== The request ==
Type out the data exactly as given. Skip any image.

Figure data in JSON
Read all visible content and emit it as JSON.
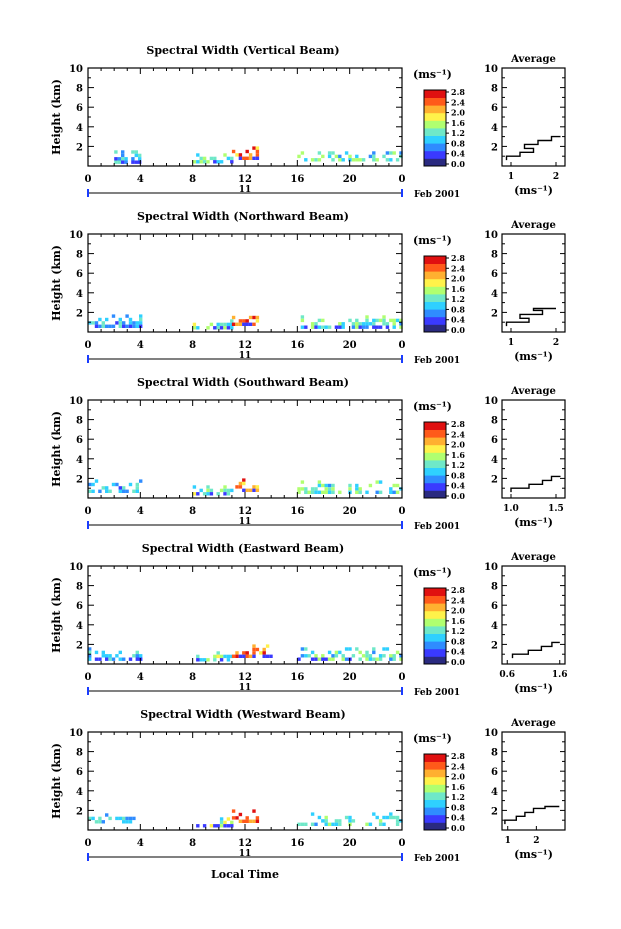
{
  "figure": {
    "footer_label": "Local Time",
    "date_label": "Feb 2001",
    "day_label": "11",
    "unit_label": "(ms⁻¹)",
    "avg_title": "Average",
    "ylabel": "Height (km)",
    "x_ticks": [
      "0",
      "4",
      "8",
      "12",
      "16",
      "20",
      "0"
    ],
    "y_ticks": [
      "2",
      "4",
      "6",
      "8",
      "10"
    ],
    "colorbar_ticks": [
      "0.0",
      "0.4",
      "0.8",
      "1.2",
      "1.6",
      "2.0",
      "2.4",
      "2.8"
    ],
    "colorbar_colors": [
      "#2a2a80",
      "#3a3aff",
      "#2f8cff",
      "#2fd0ff",
      "#6fe8c8",
      "#b0ff70",
      "#fff24a",
      "#ffb030",
      "#ff5a1a",
      "#e01010"
    ]
  },
  "chart_data": [
    {
      "type": "heatmap",
      "title": "Spectral Width (Vertical Beam)",
      "xlabel": "",
      "ylabel": "Height (km)",
      "xlim": [
        0,
        24
      ],
      "ylim": [
        0.5,
        10
      ],
      "colorbar": {
        "label": "(ms⁻¹)",
        "range": [
          0.0,
          2.8
        ]
      },
      "clusters": [
        {
          "x": [
            2,
            4
          ],
          "y": [
            0.5,
            1.6
          ],
          "level": 0.9
        },
        {
          "x": [
            8,
            11
          ],
          "y": [
            0.5,
            1.3
          ],
          "level": 1.3
        },
        {
          "x": [
            11,
            13
          ],
          "y": [
            0.8,
            2.0
          ],
          "level": 2.4
        },
        {
          "x": [
            16,
            24
          ],
          "y": [
            0.5,
            1.5
          ],
          "level": 1.2
        }
      ],
      "average": {
        "xticks": [
          "1",
          "2"
        ],
        "xlim": [
          0.8,
          2.2
        ],
        "heights": [
          0.6,
          1.0,
          1.4,
          1.8,
          2.2,
          2.6,
          3.0
        ],
        "values": [
          0.9,
          1.2,
          1.5,
          1.3,
          1.6,
          1.9,
          2.1
        ],
        "xlabel": "(ms⁻¹)"
      }
    },
    {
      "type": "heatmap",
      "title": "Spectral Width (Northward Beam)",
      "xlabel": "",
      "ylabel": "Height (km)",
      "xlim": [
        0,
        24
      ],
      "ylim": [
        0.5,
        10
      ],
      "colorbar": {
        "label": "(ms⁻¹)",
        "range": [
          0.0,
          2.8
        ]
      },
      "clusters": [
        {
          "x": [
            0,
            4
          ],
          "y": [
            0.6,
            1.8
          ],
          "level": 0.9
        },
        {
          "x": [
            8,
            11
          ],
          "y": [
            0.5,
            1.3
          ],
          "level": 1.3
        },
        {
          "x": [
            11,
            13
          ],
          "y": [
            0.8,
            2.0
          ],
          "level": 2.4
        },
        {
          "x": [
            16,
            24
          ],
          "y": [
            0.5,
            1.7
          ],
          "level": 1.2
        }
      ],
      "average": {
        "xticks": [
          "1",
          "2"
        ],
        "xlim": [
          0.8,
          2.2
        ],
        "heights": [
          0.6,
          1.0,
          1.4,
          1.8,
          2.2,
          2.4
        ],
        "values": [
          0.9,
          1.4,
          1.2,
          1.7,
          1.5,
          2.0
        ],
        "xlabel": "(ms⁻¹)"
      }
    },
    {
      "type": "heatmap",
      "title": "Spectral Width (Southward Beam)",
      "xlabel": "",
      "ylabel": "Height (km)",
      "xlim": [
        0,
        24
      ],
      "ylim": [
        0.5,
        10
      ],
      "colorbar": {
        "label": "(ms⁻¹)",
        "range": [
          0.0,
          2.8
        ]
      },
      "clusters": [
        {
          "x": [
            0,
            4
          ],
          "y": [
            0.6,
            1.9
          ],
          "level": 0.9
        },
        {
          "x": [
            8,
            11
          ],
          "y": [
            0.5,
            1.3
          ],
          "level": 1.3
        },
        {
          "x": [
            11,
            13
          ],
          "y": [
            0.8,
            2.0
          ],
          "level": 2.4
        },
        {
          "x": [
            16,
            24
          ],
          "y": [
            0.5,
            1.8
          ],
          "level": 1.2
        }
      ],
      "average": {
        "xticks": [
          "1.0",
          "1.5"
        ],
        "xlim": [
          0.9,
          1.6
        ],
        "heights": [
          0.6,
          1.0,
          1.4,
          1.8,
          2.2
        ],
        "values": [
          1.0,
          1.2,
          1.35,
          1.45,
          1.55
        ],
        "xlabel": "(ms⁻¹)"
      }
    },
    {
      "type": "heatmap",
      "title": "Spectral Width (Eastward Beam)",
      "xlabel": "",
      "ylabel": "Height (km)",
      "xlim": [
        0,
        24
      ],
      "ylim": [
        0.5,
        10
      ],
      "colorbar": {
        "label": "(ms⁻¹)",
        "range": [
          0.0,
          2.8
        ]
      },
      "clusters": [
        {
          "x": [
            0,
            4
          ],
          "y": [
            0.6,
            1.7
          ],
          "level": 0.9
        },
        {
          "x": [
            8,
            11
          ],
          "y": [
            0.5,
            1.3
          ],
          "level": 1.3
        },
        {
          "x": [
            11,
            14
          ],
          "y": [
            0.8,
            2.0
          ],
          "level": 2.4
        },
        {
          "x": [
            16,
            24
          ],
          "y": [
            0.5,
            1.7
          ],
          "level": 1.2
        }
      ],
      "average": {
        "xticks": [
          "0.6",
          "1.6"
        ],
        "xlim": [
          0.5,
          1.7
        ],
        "heights": [
          0.6,
          1.0,
          1.4,
          1.8,
          2.2
        ],
        "values": [
          0.7,
          1.0,
          1.25,
          1.45,
          1.6
        ],
        "xlabel": "(ms⁻¹)"
      }
    },
    {
      "type": "heatmap",
      "title": "Spectral Width (Westward Beam)",
      "xlabel": "Local Time",
      "ylabel": "Height (km)",
      "xlim": [
        0,
        24
      ],
      "ylim": [
        0.5,
        10
      ],
      "colorbar": {
        "label": "(ms⁻¹)",
        "range": [
          0.0,
          2.8
        ]
      },
      "clusters": [
        {
          "x": [
            0,
            4
          ],
          "y": [
            0.7,
            1.7
          ],
          "level": 0.9
        },
        {
          "x": [
            8,
            11
          ],
          "y": [
            0.5,
            1.3
          ],
          "level": 1.3
        },
        {
          "x": [
            11,
            13
          ],
          "y": [
            0.8,
            2.1
          ],
          "level": 2.4
        },
        {
          "x": [
            16,
            24
          ],
          "y": [
            0.5,
            1.8
          ],
          "level": 1.2
        }
      ],
      "average": {
        "xticks": [
          "1",
          "2"
        ],
        "xlim": [
          0.8,
          3.0
        ],
        "heights": [
          0.6,
          1.0,
          1.4,
          1.8,
          2.2,
          2.4
        ],
        "values": [
          0.9,
          1.3,
          1.6,
          1.9,
          2.3,
          2.8
        ],
        "xlabel": "(ms⁻¹)"
      }
    }
  ]
}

== Task answer ==
Read all visible content and emit it as JSON.
{
  "figure": {
    "footer_label": "Local Time",
    "date_label": "Feb 2001",
    "day_label": "11",
    "unit_label": "(ms⁻¹)",
    "avg_title": "Average",
    "ylabel": "Height (km)",
    "x_ticks": [
      "0",
      "4",
      "8",
      "12",
      "16",
      "20",
      "0"
    ],
    "y_ticks": [
      "2",
      "4",
      "6",
      "8",
      "10"
    ],
    "colorbar_ticks": [
      "0.0",
      "0.4",
      "0.8",
      "1.2",
      "1.6",
      "2.0",
      "2.4",
      "2.8"
    ],
    "colorbar_colors": [
      "#2a2a80",
      "#3a3aff",
      "#2f8cff",
      "#2fd0ff",
      "#6fe8c8",
      "#b0ff70",
      "#fff24a",
      "#ffb030",
      "#ff5a1a",
      "#e01010"
    ]
  },
  "chart_data": [
    {
      "type": "heatmap",
      "title": "Spectral Width (Vertical Beam)",
      "xlabel": "",
      "ylabel": "Height (km)",
      "xlim": [
        0,
        24
      ],
      "ylim": [
        0.5,
        10
      ],
      "colorbar": {
        "label": "(ms⁻¹)",
        "range": [
          0.0,
          2.8
        ]
      },
      "clusters": [
        {
          "x": [
            2,
            4
          ],
          "y": [
            0.5,
            1.6
          ],
          "level": 0.9
        },
        {
          "x": [
            8,
            11
          ],
          "y": [
            0.5,
            1.3
          ],
          "level": 1.3
        },
        {
          "x": [
            11,
            13
          ],
          "y": [
            0.8,
            2.0
          ],
          "level": 2.4
        },
        {
          "x": [
            16,
            24
          ],
          "y": [
            0.5,
            1.5
          ],
          "level": 1.2
        }
      ],
      "average": {
        "xticks": [
          "1",
          "2"
        ],
        "xlim": [
          0.8,
          2.2
        ],
        "heights": [
          0.6,
          1.0,
          1.4,
          1.8,
          2.2,
          2.6,
          3.0
        ],
        "values": [
          0.9,
          1.2,
          1.5,
          1.3,
          1.6,
          1.9,
          2.1
        ],
        "xlabel": "(ms⁻¹)"
      }
    },
    {
      "type": "heatmap",
      "title": "Spectral Width (Northward Beam)",
      "xlabel": "",
      "ylabel": "Height (km)",
      "xlim": [
        0,
        24
      ],
      "ylim": [
        0.5,
        10
      ],
      "colorbar": {
        "label": "(ms⁻¹)",
        "range": [
          0.0,
          2.8
        ]
      },
      "clusters": [
        {
          "x": [
            0,
            4
          ],
          "y": [
            0.6,
            1.8
          ],
          "level": 0.9
        },
        {
          "x": [
            8,
            11
          ],
          "y": [
            0.5,
            1.3
          ],
          "level": 1.3
        },
        {
          "x": [
            11,
            13
          ],
          "y": [
            0.8,
            2.0
          ],
          "level": 2.4
        },
        {
          "x": [
            16,
            24
          ],
          "y": [
            0.5,
            1.7
          ],
          "level": 1.2
        }
      ],
      "average": {
        "xticks": [
          "1",
          "2"
        ],
        "xlim": [
          0.8,
          2.2
        ],
        "heights": [
          0.6,
          1.0,
          1.4,
          1.8,
          2.2,
          2.4
        ],
        "values": [
          0.9,
          1.4,
          1.2,
          1.7,
          1.5,
          2.0
        ],
        "xlabel": "(ms⁻¹)"
      }
    },
    {
      "type": "heatmap",
      "title": "Spectral Width (Southward Beam)",
      "xlabel": "",
      "ylabel": "Height (km)",
      "xlim": [
        0,
        24
      ],
      "ylim": [
        0.5,
        10
      ],
      "colorbar": {
        "label": "(ms⁻¹)",
        "range": [
          0.0,
          2.8
        ]
      },
      "clusters": [
        {
          "x": [
            0,
            4
          ],
          "y": [
            0.6,
            1.9
          ],
          "level": 0.9
        },
        {
          "x": [
            8,
            11
          ],
          "y": [
            0.5,
            1.3
          ],
          "level": 1.3
        },
        {
          "x": [
            11,
            13
          ],
          "y": [
            0.8,
            2.0
          ],
          "level": 2.4
        },
        {
          "x": [
            16,
            24
          ],
          "y": [
            0.5,
            1.8
          ],
          "level": 1.2
        }
      ],
      "average": {
        "xticks": [
          "1.0",
          "1.5"
        ],
        "xlim": [
          0.9,
          1.6
        ],
        "heights": [
          0.6,
          1.0,
          1.4,
          1.8,
          2.2
        ],
        "values": [
          1.0,
          1.2,
          1.35,
          1.45,
          1.55
        ],
        "xlabel": "(ms⁻¹)"
      }
    },
    {
      "type": "heatmap",
      "title": "Spectral Width (Eastward Beam)",
      "xlabel": "",
      "ylabel": "Height (km)",
      "xlim": [
        0,
        24
      ],
      "ylim": [
        0.5,
        10
      ],
      "colorbar": {
        "label": "(ms⁻¹)",
        "range": [
          0.0,
          2.8
        ]
      },
      "clusters": [
        {
          "x": [
            0,
            4
          ],
          "y": [
            0.6,
            1.7
          ],
          "level": 0.9
        },
        {
          "x": [
            8,
            11
          ],
          "y": [
            0.5,
            1.3
          ],
          "level": 1.3
        },
        {
          "x": [
            11,
            14
          ],
          "y": [
            0.8,
            2.0
          ],
          "level": 2.4
        },
        {
          "x": [
            16,
            24
          ],
          "y": [
            0.5,
            1.7
          ],
          "level": 1.2
        }
      ],
      "average": {
        "xticks": [
          "0.6",
          "1.6"
        ],
        "xlim": [
          0.5,
          1.7
        ],
        "heights": [
          0.6,
          1.0,
          1.4,
          1.8,
          2.2
        ],
        "values": [
          0.7,
          1.0,
          1.25,
          1.45,
          1.6
        ],
        "xlabel": "(ms⁻¹)"
      }
    },
    {
      "type": "heatmap",
      "title": "Spectral Width (Westward Beam)",
      "xlabel": "Local Time",
      "ylabel": "Height (km)",
      "xlim": [
        0,
        24
      ],
      "ylim": [
        0.5,
        10
      ],
      "colorbar": {
        "label": "(ms⁻¹)",
        "range": [
          0.0,
          2.8
        ]
      },
      "clusters": [
        {
          "x": [
            0,
            4
          ],
          "y": [
            0.7,
            1.7
          ],
          "level": 0.9
        },
        {
          "x": [
            8,
            11
          ],
          "y": [
            0.5,
            1.3
          ],
          "level": 1.3
        },
        {
          "x": [
            11,
            13
          ],
          "y": [
            0.8,
            2.1
          ],
          "level": 2.4
        },
        {
          "x": [
            16,
            24
          ],
          "y": [
            0.5,
            1.8
          ],
          "level": 1.2
        }
      ],
      "average": {
        "xticks": [
          "1",
          "2"
        ],
        "xlim": [
          0.8,
          3.0
        ],
        "heights": [
          0.6,
          1.0,
          1.4,
          1.8,
          2.2,
          2.4
        ],
        "values": [
          0.9,
          1.3,
          1.6,
          1.9,
          2.3,
          2.8
        ],
        "xlabel": "(ms⁻¹)"
      }
    }
  ]
}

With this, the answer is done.